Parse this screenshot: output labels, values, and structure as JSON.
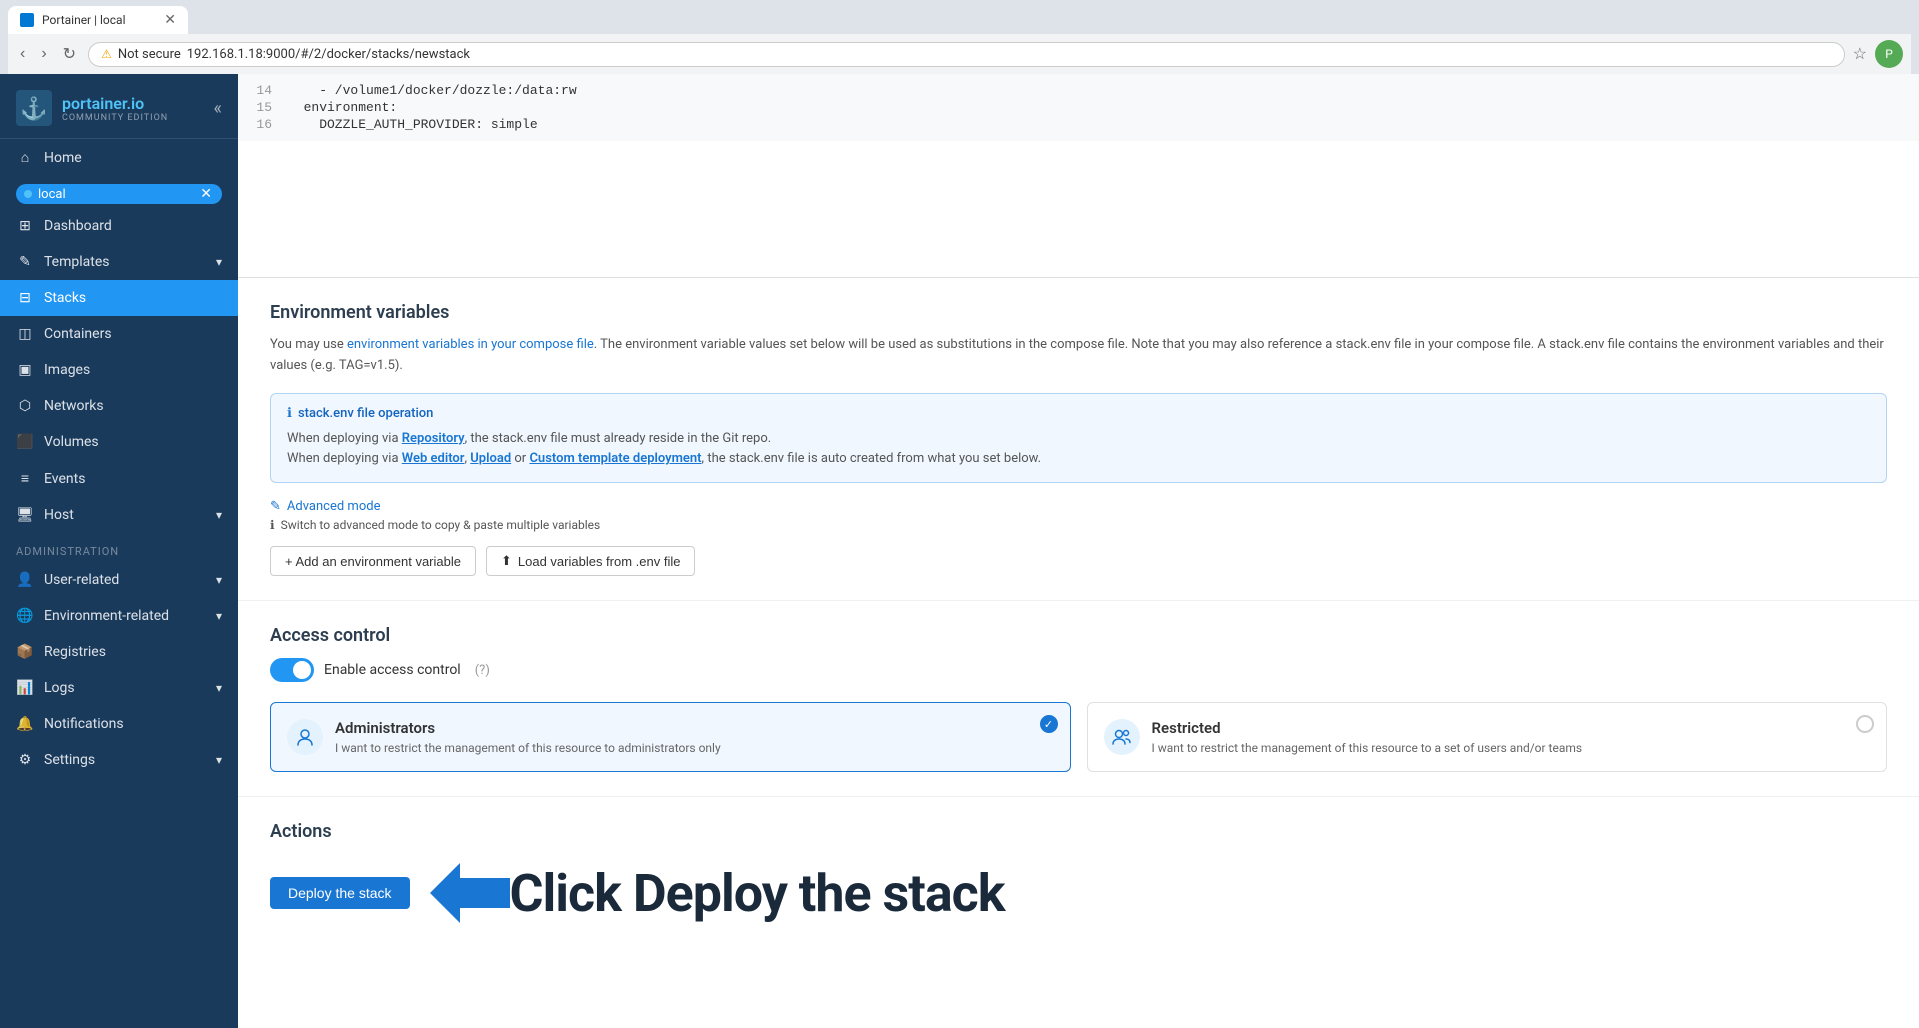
{
  "browser": {
    "tab_title": "Portainer | local",
    "url": "192.168.1.18:9000/#/2/docker/stacks/newstack",
    "security_label": "Not secure"
  },
  "sidebar": {
    "logo_main": "portainer.io",
    "logo_sub": "COMMUNITY EDITION",
    "collapse_icon": "«",
    "env_name": "local",
    "nav_items": [
      {
        "label": "Home",
        "icon": "⌂"
      },
      {
        "label": "Dashboard",
        "icon": "⊞"
      },
      {
        "label": "Templates",
        "icon": "✎",
        "has_chevron": true
      },
      {
        "label": "Stacks",
        "icon": "⊟",
        "active": true
      },
      {
        "label": "Containers",
        "icon": "⚙"
      },
      {
        "label": "Images",
        "icon": "🖼"
      },
      {
        "label": "Networks",
        "icon": "⬡"
      },
      {
        "label": "Volumes",
        "icon": "💾"
      },
      {
        "label": "Events",
        "icon": "📋"
      },
      {
        "label": "Host",
        "icon": "🖥",
        "has_chevron": true
      }
    ],
    "admin_label": "Administration",
    "admin_items": [
      {
        "label": "User-related",
        "icon": "👤",
        "has_chevron": true
      },
      {
        "label": "Environment-related",
        "icon": "🌐",
        "has_chevron": true
      },
      {
        "label": "Registries",
        "icon": "📦"
      },
      {
        "label": "Logs",
        "icon": "📊",
        "has_chevron": true
      },
      {
        "label": "Notifications",
        "icon": "🔔"
      },
      {
        "label": "Settings",
        "icon": "⚙",
        "has_chevron": true
      }
    ]
  },
  "code": {
    "lines": [
      {
        "num": "14",
        "content": "    - /volume1/docker/dozzle:/data:rw"
      },
      {
        "num": "15",
        "content": "  environment:"
      },
      {
        "num": "16",
        "content": "    DOZZLE_AUTH_PROVIDER: simple"
      }
    ]
  },
  "env_vars": {
    "section_title": "Environment variables",
    "desc_text": "You may use ",
    "desc_link": "environment variables in your compose file",
    "desc_rest": ". The environment variable values set below will be used as substitutions in the compose file. Note that you may also reference a stack.env file in your compose file. A stack.env file contains the environment variables and their values (e.g. TAG=v1.5).",
    "info_title": "stack.env file operation",
    "info_line1_pre": "When deploying via ",
    "info_line1_link": "Repository",
    "info_line1_post": ", the stack.env file must already reside in the Git repo.",
    "info_line2_pre": "When deploying via ",
    "info_line2_link1": "Web editor",
    "info_line2_mid": ", ",
    "info_line2_link2": "Upload",
    "info_line2_mid2": " or ",
    "info_line2_link3": "Custom template deployment",
    "info_line2_post": ", the stack.env file is auto created from what you set below.",
    "advanced_mode_label": "Advanced mode",
    "advanced_mode_sub": "Switch to advanced mode to copy & paste multiple variables",
    "add_env_btn": "+ Add an environment variable",
    "load_env_btn": "Load variables from .env file"
  },
  "access_control": {
    "section_title": "Access control",
    "toggle_label": "Enable access control",
    "toggle_on": true,
    "administrators": {
      "title": "Administrators",
      "description": "I want to restrict the management of this resource to administrators only",
      "selected": true
    },
    "restricted": {
      "title": "Restricted",
      "description": "I want to restrict the management of this resource to a set of users and/or teams",
      "selected": false
    }
  },
  "actions": {
    "section_title": "Actions",
    "deploy_btn": "Deploy the stack",
    "annotation_text": "Click Deploy the stack"
  }
}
---*---
#### Work to do
Every line holding "this" should be copied out.

#### Full solution
Parse this screenshot: output labels, values, and structure as JSON.
      "description": "I want to restrict the management of this resource to administrators only",
      "description": "I want to restrict the management of this resource to a set of users and/or teams",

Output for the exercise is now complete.